▶ **What needs to be done**
From the listing below, pull each line that includes "ylabel".

====== Listed entries

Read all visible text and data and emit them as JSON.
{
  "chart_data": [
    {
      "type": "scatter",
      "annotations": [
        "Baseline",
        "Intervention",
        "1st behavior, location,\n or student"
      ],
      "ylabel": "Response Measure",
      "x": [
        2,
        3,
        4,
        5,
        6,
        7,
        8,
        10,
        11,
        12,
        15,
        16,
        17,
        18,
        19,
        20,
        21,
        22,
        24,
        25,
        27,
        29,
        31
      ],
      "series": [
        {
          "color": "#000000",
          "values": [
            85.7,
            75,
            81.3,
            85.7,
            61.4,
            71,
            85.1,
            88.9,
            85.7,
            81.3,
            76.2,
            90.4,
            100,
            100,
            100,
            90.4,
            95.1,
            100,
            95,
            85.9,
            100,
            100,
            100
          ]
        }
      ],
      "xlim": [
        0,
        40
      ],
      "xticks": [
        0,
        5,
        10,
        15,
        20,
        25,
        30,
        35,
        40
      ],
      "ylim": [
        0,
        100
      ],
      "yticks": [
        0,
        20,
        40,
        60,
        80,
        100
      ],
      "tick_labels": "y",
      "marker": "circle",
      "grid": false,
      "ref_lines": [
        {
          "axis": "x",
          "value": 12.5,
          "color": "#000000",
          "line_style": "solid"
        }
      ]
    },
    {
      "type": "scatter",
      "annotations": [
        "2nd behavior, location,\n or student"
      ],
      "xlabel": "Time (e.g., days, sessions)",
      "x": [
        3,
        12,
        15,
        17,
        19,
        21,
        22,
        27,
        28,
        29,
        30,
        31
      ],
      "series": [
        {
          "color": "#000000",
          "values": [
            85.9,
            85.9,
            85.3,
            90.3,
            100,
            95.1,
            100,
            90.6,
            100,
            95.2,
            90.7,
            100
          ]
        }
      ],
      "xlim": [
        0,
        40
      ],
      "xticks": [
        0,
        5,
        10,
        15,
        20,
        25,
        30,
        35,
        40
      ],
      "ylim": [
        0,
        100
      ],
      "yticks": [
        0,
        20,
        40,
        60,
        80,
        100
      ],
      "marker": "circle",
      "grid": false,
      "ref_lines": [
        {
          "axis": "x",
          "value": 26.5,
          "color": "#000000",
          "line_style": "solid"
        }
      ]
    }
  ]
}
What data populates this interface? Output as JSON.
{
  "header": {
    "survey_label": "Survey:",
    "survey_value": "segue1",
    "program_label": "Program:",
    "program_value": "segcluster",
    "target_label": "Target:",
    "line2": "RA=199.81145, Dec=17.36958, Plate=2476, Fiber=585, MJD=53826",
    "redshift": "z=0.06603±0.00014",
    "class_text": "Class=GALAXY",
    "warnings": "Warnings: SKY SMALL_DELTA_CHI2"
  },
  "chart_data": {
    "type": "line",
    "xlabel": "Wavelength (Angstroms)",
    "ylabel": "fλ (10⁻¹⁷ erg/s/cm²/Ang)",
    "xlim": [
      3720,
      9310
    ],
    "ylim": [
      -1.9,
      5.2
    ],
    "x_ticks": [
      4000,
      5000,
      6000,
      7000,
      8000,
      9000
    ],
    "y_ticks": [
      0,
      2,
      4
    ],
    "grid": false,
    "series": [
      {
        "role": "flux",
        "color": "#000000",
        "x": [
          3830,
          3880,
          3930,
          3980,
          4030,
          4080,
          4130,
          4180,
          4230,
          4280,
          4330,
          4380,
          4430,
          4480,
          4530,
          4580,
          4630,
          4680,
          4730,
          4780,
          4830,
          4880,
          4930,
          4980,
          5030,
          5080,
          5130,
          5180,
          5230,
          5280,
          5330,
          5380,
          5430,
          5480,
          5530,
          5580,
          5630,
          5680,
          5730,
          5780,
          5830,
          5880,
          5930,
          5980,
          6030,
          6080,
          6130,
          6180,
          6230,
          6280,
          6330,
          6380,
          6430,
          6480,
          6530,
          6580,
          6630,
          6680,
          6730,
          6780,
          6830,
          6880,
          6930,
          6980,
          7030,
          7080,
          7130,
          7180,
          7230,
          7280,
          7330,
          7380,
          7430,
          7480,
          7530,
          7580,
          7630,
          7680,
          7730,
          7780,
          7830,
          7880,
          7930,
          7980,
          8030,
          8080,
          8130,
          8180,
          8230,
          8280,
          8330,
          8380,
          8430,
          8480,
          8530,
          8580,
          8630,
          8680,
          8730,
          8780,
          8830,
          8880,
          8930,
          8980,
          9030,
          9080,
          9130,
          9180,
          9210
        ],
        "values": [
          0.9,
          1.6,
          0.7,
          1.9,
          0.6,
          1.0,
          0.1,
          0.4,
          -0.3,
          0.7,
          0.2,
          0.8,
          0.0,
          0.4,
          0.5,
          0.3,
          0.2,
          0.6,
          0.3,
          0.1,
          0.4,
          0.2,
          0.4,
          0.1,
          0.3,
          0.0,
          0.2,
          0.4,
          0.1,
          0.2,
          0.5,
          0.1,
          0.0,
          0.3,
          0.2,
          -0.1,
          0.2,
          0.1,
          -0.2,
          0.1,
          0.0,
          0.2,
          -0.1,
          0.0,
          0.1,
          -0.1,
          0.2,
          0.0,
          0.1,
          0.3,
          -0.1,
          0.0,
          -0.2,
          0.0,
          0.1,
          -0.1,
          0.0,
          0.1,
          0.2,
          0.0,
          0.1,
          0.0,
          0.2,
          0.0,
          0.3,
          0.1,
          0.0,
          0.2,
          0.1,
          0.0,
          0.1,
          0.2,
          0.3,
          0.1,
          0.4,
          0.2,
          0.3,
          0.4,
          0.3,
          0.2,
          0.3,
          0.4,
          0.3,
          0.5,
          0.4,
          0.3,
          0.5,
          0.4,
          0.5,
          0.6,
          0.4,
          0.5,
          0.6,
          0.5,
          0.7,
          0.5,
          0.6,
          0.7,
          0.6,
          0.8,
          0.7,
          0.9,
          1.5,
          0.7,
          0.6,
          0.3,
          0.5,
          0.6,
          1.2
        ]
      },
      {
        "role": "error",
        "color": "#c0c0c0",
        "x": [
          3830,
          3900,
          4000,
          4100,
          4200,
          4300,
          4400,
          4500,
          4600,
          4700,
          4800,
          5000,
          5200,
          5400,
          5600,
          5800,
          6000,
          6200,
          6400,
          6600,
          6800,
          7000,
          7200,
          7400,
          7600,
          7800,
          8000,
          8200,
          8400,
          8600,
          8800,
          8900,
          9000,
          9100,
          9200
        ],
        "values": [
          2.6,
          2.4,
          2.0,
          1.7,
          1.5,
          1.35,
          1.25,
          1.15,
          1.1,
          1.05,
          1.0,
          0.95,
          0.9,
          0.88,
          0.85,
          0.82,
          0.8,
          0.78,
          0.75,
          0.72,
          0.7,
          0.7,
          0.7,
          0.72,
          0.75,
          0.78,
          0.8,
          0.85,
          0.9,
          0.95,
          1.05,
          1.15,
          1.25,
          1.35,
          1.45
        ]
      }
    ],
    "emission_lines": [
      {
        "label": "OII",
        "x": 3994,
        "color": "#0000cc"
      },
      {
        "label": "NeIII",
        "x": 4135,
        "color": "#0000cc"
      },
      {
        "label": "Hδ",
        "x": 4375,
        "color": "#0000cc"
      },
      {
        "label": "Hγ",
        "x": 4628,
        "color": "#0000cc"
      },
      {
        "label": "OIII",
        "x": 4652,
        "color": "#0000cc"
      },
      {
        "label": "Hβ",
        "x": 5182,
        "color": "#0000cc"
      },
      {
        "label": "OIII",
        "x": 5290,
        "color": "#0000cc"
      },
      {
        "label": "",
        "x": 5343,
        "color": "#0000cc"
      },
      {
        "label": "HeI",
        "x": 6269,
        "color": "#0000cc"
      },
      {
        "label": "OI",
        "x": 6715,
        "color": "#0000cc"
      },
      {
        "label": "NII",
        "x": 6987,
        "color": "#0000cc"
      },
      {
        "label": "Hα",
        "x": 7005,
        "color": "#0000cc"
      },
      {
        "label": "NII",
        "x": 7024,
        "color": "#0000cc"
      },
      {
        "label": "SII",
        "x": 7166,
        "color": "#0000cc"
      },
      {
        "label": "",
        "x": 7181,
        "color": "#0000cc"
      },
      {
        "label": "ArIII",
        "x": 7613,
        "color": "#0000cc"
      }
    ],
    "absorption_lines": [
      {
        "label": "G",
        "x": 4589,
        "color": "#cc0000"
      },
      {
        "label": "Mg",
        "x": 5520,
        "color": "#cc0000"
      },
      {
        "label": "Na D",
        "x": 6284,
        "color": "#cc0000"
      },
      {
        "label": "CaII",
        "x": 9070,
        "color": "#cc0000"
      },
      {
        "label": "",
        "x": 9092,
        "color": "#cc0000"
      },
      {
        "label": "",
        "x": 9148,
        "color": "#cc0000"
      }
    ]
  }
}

============

▶ **Response to the exercise**
      "ylabel": "Response Measure",
    "ylabel": "fλ (10⁻¹⁷ erg/s/cm²/Ang)",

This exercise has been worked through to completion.